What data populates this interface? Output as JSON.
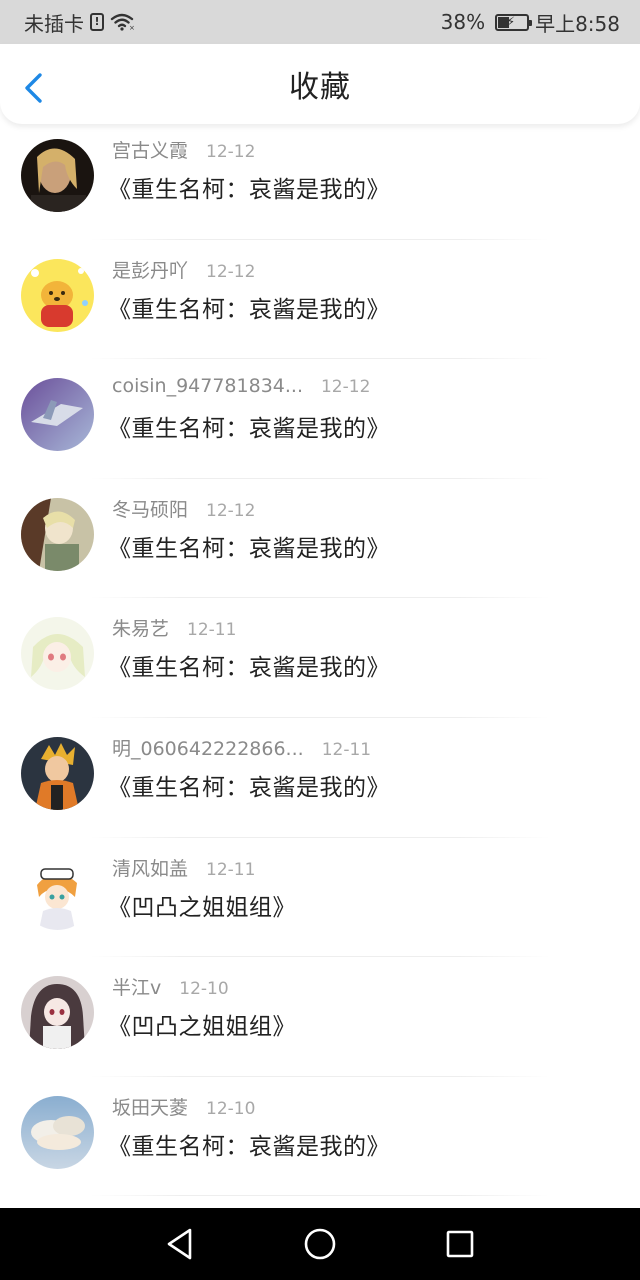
{
  "status": {
    "carrier": "未插卡",
    "battery_percent": "38%",
    "battery_level": 0.38,
    "time": "早上8:58"
  },
  "header": {
    "title": "收藏"
  },
  "colors": {
    "accent": "#1e88e5",
    "name_gray": "#8a8a8a",
    "date_gray": "#a8a8a8"
  },
  "items": [
    {
      "user": "宫古义霞",
      "date": "12-12",
      "title": "《重生名柯：哀酱是我的》"
    },
    {
      "user": "是彭丹吖",
      "date": "12-12",
      "title": "《重生名柯：哀酱是我的》"
    },
    {
      "user": "coisin_947781834...",
      "date": "12-12",
      "title": "《重生名柯：哀酱是我的》"
    },
    {
      "user": "冬马硕阳",
      "date": "12-12",
      "title": "《重生名柯：哀酱是我的》"
    },
    {
      "user": "朱易艺",
      "date": "12-11",
      "title": "《重生名柯：哀酱是我的》"
    },
    {
      "user": "明_060642222866...",
      "date": "12-11",
      "title": "《重生名柯：哀酱是我的》"
    },
    {
      "user": "清风如盖",
      "date": "12-11",
      "title": "《凹凸之姐姐组》"
    },
    {
      "user": "半江v",
      "date": "12-10",
      "title": "《凹凸之姐姐组》"
    },
    {
      "user": "坂田天菱",
      "date": "12-10",
      "title": "《重生名柯：哀酱是我的》"
    }
  ]
}
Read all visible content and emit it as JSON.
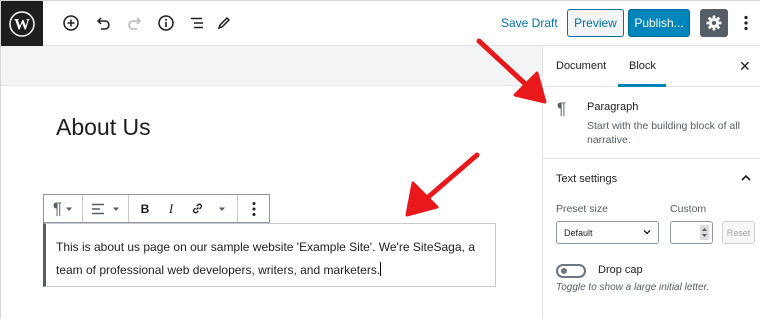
{
  "topbar": {
    "logo_icon": "wordpress-logo-icon",
    "add_icon": "plus-circle-icon",
    "undo_icon": "undo-icon",
    "redo_icon": "redo-icon",
    "info_icon": "info-icon",
    "outline_icon": "list-outline-icon",
    "tools_icon": "pencil-icon",
    "save_draft_label": "Save Draft",
    "preview_label": "Preview",
    "publish_label": "Publish...",
    "settings_icon": "gear-icon",
    "more_icon": "more-vertical-icon"
  },
  "editor": {
    "title": "About Us",
    "paragraph_line1": "This is about us page on our sample website 'Example Site'. We're SiteSaga, a",
    "paragraph_line2": "team of  professional web developers, writers, and marketers."
  },
  "block_toolbar": {
    "paragraph_icon": "pilcrow-icon",
    "align_icon": "align-left-icon",
    "bold_label": "B",
    "italic_label": "I",
    "link_icon": "link-icon",
    "more_icon": "more-vertical-icon"
  },
  "sidebar": {
    "tabs": [
      "Document",
      "Block"
    ],
    "active_tab": "Block",
    "block_card": {
      "title": "Paragraph",
      "description": "Start with the building block of all narrative."
    },
    "text_settings": {
      "panel_title": "Text settings",
      "preset_label": "Preset size",
      "preset_value": "Default",
      "custom_label": "Custom",
      "reset_label": "Reset",
      "drop_cap_label": "Drop cap",
      "drop_cap_help": "Toggle to show a large initial letter."
    }
  },
  "colors": {
    "accent": "#0085ba",
    "arrow": "#e8181b",
    "dark": "#1e1e1e"
  }
}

★ ★ ★ ★ ★ ★ ★

**WRITTEN INSTRUCTION**.
Leave out the pictures and print every line of the data exactly.

**FINISHED ANSWER**.
What data populates this interface? Output as JSON.
{
  "status": {
    "carrier": "未插卡",
    "battery_percent": "38%",
    "battery_level": 0.38,
    "time": "早上8:58"
  },
  "header": {
    "title": "收藏"
  },
  "colors": {
    "accent": "#1e88e5",
    "name_gray": "#8a8a8a",
    "date_gray": "#a8a8a8"
  },
  "items": [
    {
      "user": "宫古义霞",
      "date": "12-12",
      "title": "《重生名柯：哀酱是我的》"
    },
    {
      "user": "是彭丹吖",
      "date": "12-12",
      "title": "《重生名柯：哀酱是我的》"
    },
    {
      "user": "coisin_947781834...",
      "date": "12-12",
      "title": "《重生名柯：哀酱是我的》"
    },
    {
      "user": "冬马硕阳",
      "date": "12-12",
      "title": "《重生名柯：哀酱是我的》"
    },
    {
      "user": "朱易艺",
      "date": "12-11",
      "title": "《重生名柯：哀酱是我的》"
    },
    {
      "user": "明_060642222866...",
      "date": "12-11",
      "title": "《重生名柯：哀酱是我的》"
    },
    {
      "user": "清风如盖",
      "date": "12-11",
      "title": "《凹凸之姐姐组》"
    },
    {
      "user": "半江v",
      "date": "12-10",
      "title": "《凹凸之姐姐组》"
    },
    {
      "user": "坂田天菱",
      "date": "12-10",
      "title": "《重生名柯：哀酱是我的》"
    }
  ]
}
Read all visible content and emit it as JSON.
{
  "topbar": {
    "logo_icon": "wordpress-logo-icon",
    "add_icon": "plus-circle-icon",
    "undo_icon": "undo-icon",
    "redo_icon": "redo-icon",
    "info_icon": "info-icon",
    "outline_icon": "list-outline-icon",
    "tools_icon": "pencil-icon",
    "save_draft_label": "Save Draft",
    "preview_label": "Preview",
    "publish_label": "Publish...",
    "settings_icon": "gear-icon",
    "more_icon": "more-vertical-icon"
  },
  "editor": {
    "title": "About Us",
    "paragraph_line1": "This is about us page on our sample website 'Example Site'. We're SiteSaga, a",
    "paragraph_line2": "team of  professional web developers, writers, and marketers."
  },
  "block_toolbar": {
    "paragraph_icon": "pilcrow-icon",
    "align_icon": "align-left-icon",
    "bold_label": "B",
    "italic_label": "I",
    "link_icon": "link-icon",
    "more_icon": "more-vertical-icon"
  },
  "sidebar": {
    "tabs": [
      "Document",
      "Block"
    ],
    "active_tab": "Block",
    "block_card": {
      "title": "Paragraph",
      "description": "Start with the building block of all narrative."
    },
    "text_settings": {
      "panel_title": "Text settings",
      "preset_label": "Preset size",
      "preset_value": "Default",
      "custom_label": "Custom",
      "reset_label": "Reset",
      "drop_cap_label": "Drop cap",
      "drop_cap_help": "Toggle to show a large initial letter."
    }
  },
  "colors": {
    "accent": "#0085ba",
    "arrow": "#e8181b",
    "dark": "#1e1e1e"
  }
}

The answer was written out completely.